__Exercise aim__:
Return all of the entries exactly, with nothing added or left out.
___ Exercise material ___
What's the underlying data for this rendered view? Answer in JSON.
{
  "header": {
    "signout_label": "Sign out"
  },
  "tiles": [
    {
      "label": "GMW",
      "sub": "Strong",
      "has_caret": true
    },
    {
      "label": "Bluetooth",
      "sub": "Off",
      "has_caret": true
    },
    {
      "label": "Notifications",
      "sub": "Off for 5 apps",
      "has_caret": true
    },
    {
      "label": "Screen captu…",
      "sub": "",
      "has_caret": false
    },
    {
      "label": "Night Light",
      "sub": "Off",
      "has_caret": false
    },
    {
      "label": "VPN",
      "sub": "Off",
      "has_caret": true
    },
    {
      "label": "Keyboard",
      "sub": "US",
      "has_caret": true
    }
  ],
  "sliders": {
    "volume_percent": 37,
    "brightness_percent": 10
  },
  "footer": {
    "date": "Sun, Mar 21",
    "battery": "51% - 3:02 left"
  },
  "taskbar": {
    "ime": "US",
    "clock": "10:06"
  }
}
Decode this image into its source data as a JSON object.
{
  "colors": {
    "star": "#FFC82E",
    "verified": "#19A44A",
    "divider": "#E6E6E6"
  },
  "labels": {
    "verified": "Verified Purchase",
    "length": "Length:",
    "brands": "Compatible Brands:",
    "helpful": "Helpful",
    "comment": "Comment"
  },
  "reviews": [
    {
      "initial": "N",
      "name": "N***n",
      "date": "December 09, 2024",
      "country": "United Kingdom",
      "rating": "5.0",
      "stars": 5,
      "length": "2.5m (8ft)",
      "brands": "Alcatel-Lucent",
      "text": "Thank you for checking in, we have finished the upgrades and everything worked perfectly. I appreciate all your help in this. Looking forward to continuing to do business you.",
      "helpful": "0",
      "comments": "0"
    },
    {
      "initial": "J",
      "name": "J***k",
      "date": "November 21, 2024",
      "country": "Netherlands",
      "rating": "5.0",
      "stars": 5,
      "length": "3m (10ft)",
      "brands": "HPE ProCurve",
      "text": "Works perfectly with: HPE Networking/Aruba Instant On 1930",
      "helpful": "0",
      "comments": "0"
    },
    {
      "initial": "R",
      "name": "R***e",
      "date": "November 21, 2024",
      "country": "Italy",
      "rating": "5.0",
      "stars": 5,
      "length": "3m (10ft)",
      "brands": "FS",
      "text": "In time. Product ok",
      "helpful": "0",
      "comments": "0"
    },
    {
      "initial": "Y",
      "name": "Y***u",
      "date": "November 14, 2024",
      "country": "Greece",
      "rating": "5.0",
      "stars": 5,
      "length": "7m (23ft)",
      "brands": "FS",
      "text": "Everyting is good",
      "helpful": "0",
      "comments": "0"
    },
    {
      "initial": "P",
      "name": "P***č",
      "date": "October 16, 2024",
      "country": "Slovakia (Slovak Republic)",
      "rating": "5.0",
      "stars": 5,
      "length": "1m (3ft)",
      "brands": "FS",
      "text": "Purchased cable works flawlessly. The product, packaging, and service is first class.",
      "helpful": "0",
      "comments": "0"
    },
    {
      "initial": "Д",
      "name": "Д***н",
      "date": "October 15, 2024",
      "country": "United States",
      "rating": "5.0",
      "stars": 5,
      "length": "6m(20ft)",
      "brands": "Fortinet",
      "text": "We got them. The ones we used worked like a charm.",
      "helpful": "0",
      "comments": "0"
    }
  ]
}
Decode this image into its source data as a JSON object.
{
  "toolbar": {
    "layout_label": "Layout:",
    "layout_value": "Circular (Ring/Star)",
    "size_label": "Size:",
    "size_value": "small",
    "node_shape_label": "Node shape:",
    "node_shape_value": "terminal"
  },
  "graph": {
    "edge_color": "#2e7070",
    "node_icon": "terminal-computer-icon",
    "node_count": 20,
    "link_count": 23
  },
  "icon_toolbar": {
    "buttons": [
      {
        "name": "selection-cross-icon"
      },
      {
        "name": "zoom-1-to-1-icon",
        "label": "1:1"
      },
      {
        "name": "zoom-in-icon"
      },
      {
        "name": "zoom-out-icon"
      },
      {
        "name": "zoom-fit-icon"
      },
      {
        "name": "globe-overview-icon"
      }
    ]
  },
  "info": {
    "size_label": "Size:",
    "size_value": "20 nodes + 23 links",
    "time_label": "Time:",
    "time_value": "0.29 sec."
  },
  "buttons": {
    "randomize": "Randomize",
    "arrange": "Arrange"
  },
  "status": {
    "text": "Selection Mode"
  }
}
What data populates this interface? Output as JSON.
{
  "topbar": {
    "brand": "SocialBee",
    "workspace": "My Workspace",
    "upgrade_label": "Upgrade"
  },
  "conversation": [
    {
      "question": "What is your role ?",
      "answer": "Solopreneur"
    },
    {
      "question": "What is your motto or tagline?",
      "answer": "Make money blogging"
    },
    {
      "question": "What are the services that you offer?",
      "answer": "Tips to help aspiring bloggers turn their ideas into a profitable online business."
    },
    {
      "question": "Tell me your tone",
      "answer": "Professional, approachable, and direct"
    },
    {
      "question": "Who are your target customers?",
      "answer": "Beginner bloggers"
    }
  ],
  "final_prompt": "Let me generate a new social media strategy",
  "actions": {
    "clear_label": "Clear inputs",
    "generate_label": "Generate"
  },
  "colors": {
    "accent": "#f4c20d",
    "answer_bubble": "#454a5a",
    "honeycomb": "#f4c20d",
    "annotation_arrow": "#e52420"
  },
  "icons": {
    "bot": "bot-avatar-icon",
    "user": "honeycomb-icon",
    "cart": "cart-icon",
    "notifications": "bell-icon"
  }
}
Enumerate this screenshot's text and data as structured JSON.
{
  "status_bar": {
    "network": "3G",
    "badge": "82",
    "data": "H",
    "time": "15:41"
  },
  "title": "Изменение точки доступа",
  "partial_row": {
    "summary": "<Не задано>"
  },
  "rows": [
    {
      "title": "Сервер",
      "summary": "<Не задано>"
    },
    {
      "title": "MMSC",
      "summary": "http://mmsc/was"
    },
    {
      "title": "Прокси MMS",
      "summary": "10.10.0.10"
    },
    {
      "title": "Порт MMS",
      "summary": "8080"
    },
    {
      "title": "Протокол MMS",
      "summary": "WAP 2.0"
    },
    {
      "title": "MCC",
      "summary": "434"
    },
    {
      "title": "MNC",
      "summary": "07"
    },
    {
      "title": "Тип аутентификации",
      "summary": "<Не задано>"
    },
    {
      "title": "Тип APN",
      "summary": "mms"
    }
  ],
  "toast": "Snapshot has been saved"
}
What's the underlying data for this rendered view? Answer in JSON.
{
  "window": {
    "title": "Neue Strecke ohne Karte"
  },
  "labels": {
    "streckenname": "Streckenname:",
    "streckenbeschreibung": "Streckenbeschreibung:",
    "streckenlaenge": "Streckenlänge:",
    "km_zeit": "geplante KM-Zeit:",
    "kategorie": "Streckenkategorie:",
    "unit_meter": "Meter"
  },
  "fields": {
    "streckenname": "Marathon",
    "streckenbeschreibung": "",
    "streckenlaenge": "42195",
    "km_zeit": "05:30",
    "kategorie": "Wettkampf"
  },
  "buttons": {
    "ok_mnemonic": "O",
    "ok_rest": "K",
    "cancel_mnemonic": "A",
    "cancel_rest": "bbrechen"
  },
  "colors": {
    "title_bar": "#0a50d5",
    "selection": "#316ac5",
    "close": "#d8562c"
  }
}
___
__Result of the exercise__:
What's the underlying data for this rendered view? Answer in JSON.
{
  "header": {
    "signout_label": "Sign out"
  },
  "tiles": [
    {
      "label": "GMW",
      "sub": "Strong",
      "has_caret": true
    },
    {
      "label": "Bluetooth",
      "sub": "Off",
      "has_caret": true
    },
    {
      "label": "Notifications",
      "sub": "Off for 5 apps",
      "has_caret": true
    },
    {
      "label": "Screen captu…",
      "sub": "",
      "has_caret": false
    },
    {
      "label": "Night Light",
      "sub": "Off",
      "has_caret": false
    },
    {
      "label": "VPN",
      "sub": "Off",
      "has_caret": true
    },
    {
      "label": "Keyboard",
      "sub": "US",
      "has_caret": true
    }
  ],
  "sliders": {
    "volume_percent": 37,
    "brightness_percent": 10
  },
  "footer": {
    "date": "Sun, Mar 21",
    "battery": "51% - 3:02 left"
  },
  "taskbar": {
    "ime": "US",
    "clock": "10:06"
  }
}
Decode this image into its source data as a JSON object.
{
  "colors": {
    "star": "#FFC82E",
    "verified": "#19A44A",
    "divider": "#E6E6E6"
  },
  "labels": {
    "verified": "Verified Purchase",
    "length": "Length:",
    "brands": "Compatible Brands:",
    "helpful": "Helpful",
    "comment": "Comment"
  },
  "reviews": [
    {
      "initial": "N",
      "name": "N***n",
      "date": "December 09, 2024",
      "country": "United Kingdom",
      "rating": "5.0",
      "stars": 5,
      "length": "2.5m (8ft)",
      "brands": "Alcatel-Lucent",
      "text": "Thank you for checking in, we have finished the upgrades and everything worked perfectly. I appreciate all your help in this. Looking forward to continuing to do business you.",
      "helpful": "0",
      "comments": "0"
    },
    {
      "initial": "J",
      "name": "J***k",
      "date": "November 21, 2024",
      "country": "Netherlands",
      "rating": "5.0",
      "stars": 5,
      "length": "3m (10ft)",
      "brands": "HPE ProCurve",
      "text": "Works perfectly with: HPE Networking/Aruba Instant On 1930",
      "helpful": "0",
      "comments": "0"
    },
    {
      "initial": "R",
      "name": "R***e",
      "date": "November 21, 2024",
      "country": "Italy",
      "rating": "5.0",
      "stars": 5,
      "length": "3m (10ft)",
      "brands": "FS",
      "text": "In time. Product ok",
      "helpful": "0",
      "comments": "0"
    },
    {
      "initial": "Y",
      "name": "Y***u",
      "date": "November 14, 2024",
      "country": "Greece",
      "rating": "5.0",
      "stars": 5,
      "length": "7m (23ft)",
      "brands": "FS",
      "text": "Everyting is good",
      "helpful": "0",
      "comments": "0"
    },
    {
      "initial": "P",
      "name": "P***č",
      "date": "October 16, 2024",
      "country": "Slovakia (Slovak Republic)",
      "rating": "5.0",
      "stars": 5,
      "length": "1m (3ft)",
      "brands": "FS",
      "text": "Purchased cable works flawlessly. The product, packaging, and service is first class.",
      "helpful": "0",
      "comments": "0"
    },
    {
      "initial": "Д",
      "name": "Д***н",
      "date": "October 15, 2024",
      "country": "United States",
      "rating": "5.0",
      "stars": 5,
      "length": "6m(20ft)",
      "brands": "Fortinet",
      "text": "We got them. The ones we used worked like a charm.",
      "helpful": "0",
      "comments": "0"
    }
  ]
}
Decode this image into its source data as a JSON object.
{
  "toolbar": {
    "layout_label": "Layout:",
    "layout_value": "Circular (Ring/Star)",
    "size_label": "Size:",
    "size_value": "small",
    "node_shape_label": "Node shape:",
    "node_shape_value": "terminal"
  },
  "graph": {
    "edge_color": "#2e7070",
    "node_icon": "terminal-computer-icon",
    "node_count": 20,
    "link_count": 23
  },
  "icon_toolbar": {
    "buttons": [
      {
        "name": "selection-cross-icon"
      },
      {
        "name": "zoom-1-to-1-icon",
        "label": "1:1"
      },
      {
        "name": "zoom-in-icon"
      },
      {
        "name": "zoom-out-icon"
      },
      {
        "name": "zoom-fit-icon"
      },
      {
        "name": "globe-overview-icon"
      }
    ]
  },
  "info": {
    "size_label": "Size:",
    "size_value": "20 nodes + 23 links",
    "time_label": "Time:",
    "time_value": "0.29 sec."
  },
  "buttons": {
    "randomize": "Randomize",
    "arrange": "Arrange"
  },
  "status": {
    "text": "Selection Mode"
  }
}
What data populates this interface? Output as JSON.
{
  "topbar": {
    "brand": "SocialBee",
    "workspace": "My Workspace",
    "upgrade_label": "Upgrade"
  },
  "conversation": [
    {
      "question": "What is your role ?",
      "answer": "Solopreneur"
    },
    {
      "question": "What is your motto or tagline?",
      "answer": "Make money blogging"
    },
    {
      "question": "What are the services that you offer?",
      "answer": "Tips to help aspiring bloggers turn their ideas into a profitable online business."
    },
    {
      "question": "Tell me your tone",
      "answer": "Professional, approachable, and direct"
    },
    {
      "question": "Who are your target customers?",
      "answer": "Beginner bloggers"
    }
  ],
  "final_prompt": "Let me generate a new social media strategy",
  "actions": {
    "clear_label": "Clear inputs",
    "generate_label": "Generate"
  },
  "colors": {
    "accent": "#f4c20d",
    "answer_bubble": "#454a5a",
    "honeycomb": "#f4c20d",
    "annotation_arrow": "#e52420"
  },
  "icons": {
    "bot": "bot-avatar-icon",
    "user": "honeycomb-icon",
    "cart": "cart-icon",
    "notifications": "bell-icon"
  }
}
Enumerate this screenshot's text and data as structured JSON.
{
  "status_bar": {
    "network": "3G",
    "badge": "82",
    "data": "H",
    "time": "15:41"
  },
  "title": "Изменение точки доступа",
  "partial_row": {
    "summary": "<Не задано>"
  },
  "rows": [
    {
      "title": "Сервер",
      "summary": "<Не задано>"
    },
    {
      "title": "MMSC",
      "summary": "http://mmsc/was"
    },
    {
      "title": "Прокси MMS",
      "summary": "10.10.0.10"
    },
    {
      "title": "Порт MMS",
      "summary": "8080"
    },
    {
      "title": "Протокол MMS",
      "summary": "WAP 2.0"
    },
    {
      "title": "MCC",
      "summary": "434"
    },
    {
      "title": "MNC",
      "summary": "07"
    },
    {
      "title": "Тип аутентификации",
      "summary": "<Не задано>"
    },
    {
      "title": "Тип APN",
      "summary": "mms"
    }
  ],
  "toast": "Snapshot has been saved"
}
What's the underlying data for this rendered view? Answer in JSON.
{
  "window": {
    "title": "Neue Strecke ohne Karte"
  },
  "labels": {
    "streckenname": "Streckenname:",
    "streckenbeschreibung": "Streckenbeschreibung:",
    "streckenlaenge": "Streckenlänge:",
    "km_zeit": "geplante KM-Zeit:",
    "kategorie": "Streckenkategorie:",
    "unit_meter": "Meter"
  },
  "fields": {
    "streckenname": "Marathon",
    "streckenbeschreibung": "",
    "streckenlaenge": "42195",
    "km_zeit": "05:30",
    "kategorie": "Wettkampf"
  },
  "buttons": {
    "ok_mnemonic": "O",
    "ok_rest": "K",
    "cancel_mnemonic": "A",
    "cancel_rest": "bbrechen"
  },
  "colors": {
    "title_bar": "#0a50d5",
    "selection": "#316ac5",
    "close": "#d8562c"
  }
}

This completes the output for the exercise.